Records from a collection

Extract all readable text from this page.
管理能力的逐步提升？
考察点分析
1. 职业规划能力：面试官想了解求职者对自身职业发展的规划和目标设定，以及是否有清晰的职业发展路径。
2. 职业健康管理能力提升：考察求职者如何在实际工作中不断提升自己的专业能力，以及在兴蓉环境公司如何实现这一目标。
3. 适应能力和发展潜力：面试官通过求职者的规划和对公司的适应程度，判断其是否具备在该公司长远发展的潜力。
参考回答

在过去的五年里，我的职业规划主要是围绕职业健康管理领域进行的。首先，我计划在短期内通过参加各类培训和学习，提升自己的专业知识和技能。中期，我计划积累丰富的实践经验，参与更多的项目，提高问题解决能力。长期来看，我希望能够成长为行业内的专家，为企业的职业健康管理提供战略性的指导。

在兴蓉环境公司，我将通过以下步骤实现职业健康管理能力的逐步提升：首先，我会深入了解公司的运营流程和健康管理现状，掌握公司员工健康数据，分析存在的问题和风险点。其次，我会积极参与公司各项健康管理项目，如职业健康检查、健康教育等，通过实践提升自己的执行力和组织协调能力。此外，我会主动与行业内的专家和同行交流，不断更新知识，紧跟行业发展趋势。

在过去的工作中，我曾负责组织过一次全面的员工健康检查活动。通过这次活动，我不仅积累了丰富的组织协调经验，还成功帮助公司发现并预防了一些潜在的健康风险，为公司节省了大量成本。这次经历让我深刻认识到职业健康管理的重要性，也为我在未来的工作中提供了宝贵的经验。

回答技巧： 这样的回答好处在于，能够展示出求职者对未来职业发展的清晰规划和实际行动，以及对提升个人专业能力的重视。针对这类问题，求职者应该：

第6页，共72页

» WHAT THE EXERCISE ASKS: All of the material above needs to be retyped word for word.

» EXERCISE RESULT:
Extract all readable text from this page.
管理能力的逐步提升？
考察点分析
1. 职业规划能力：面试官想了解求职者对自身职业发展的规划和目标设定，以及是否有清晰的职业发展路径。
2. 职业健康管理能力提升：考察求职者如何在实际工作中不断提升自己的专业能力，以及在兴蓉环境公司如何实现这一目标。
3. 适应能力和发展潜力：面试官通过求职者的规划和对公司的适应程度，判断其是否具备在该公司长远发展的潜力。
参考回答

在过去的五年里，我的职业规划主要是围绕职业健康管理领域进行的。首先，我计划在短期内通过参加各类培训和学习，提升自己的专业知识和技能。中期，我计划积累丰富的实践经验，参与更多的项目，提高问题解决能力。长期来看，我希望能够成长为行业内的专家，为企业的职业健康管理提供战略性的指导。

在兴蓉环境公司，我将通过以下步骤实现职业健康管理能力的逐步提升：首先，我会深入了解公司的运营流程和健康管理现状，掌握公司员工健康数据，分析存在的问题和风险点。其次，我会积极参与公司各项健康管理项目，如职业健康检查、健康教育等，通过实践提升自己的执行力和组织协调能力。此外，我会主动与行业内的专家和同行交流，不断更新知识，紧跟行业发展趋势。

在过去的工作中，我曾负责组织过一次全面的员工健康检查活动。通过这次活动，我不仅积累了丰富的组织协调经验，还成功帮助公司发现并预防了一些潜在的健康风险，为公司节省了大量成本。这次经历让我深刻认识到职业健康管理的重要性，也为我在未来的工作中提供了宝贵的经验。

回答技巧： 这样的回答好处在于，能够展示出求职者对未来职业发展的清晰规划和实际行动，以及对提升个人专业能力的重视。针对这类问题，求职者应该：

第6页，共72页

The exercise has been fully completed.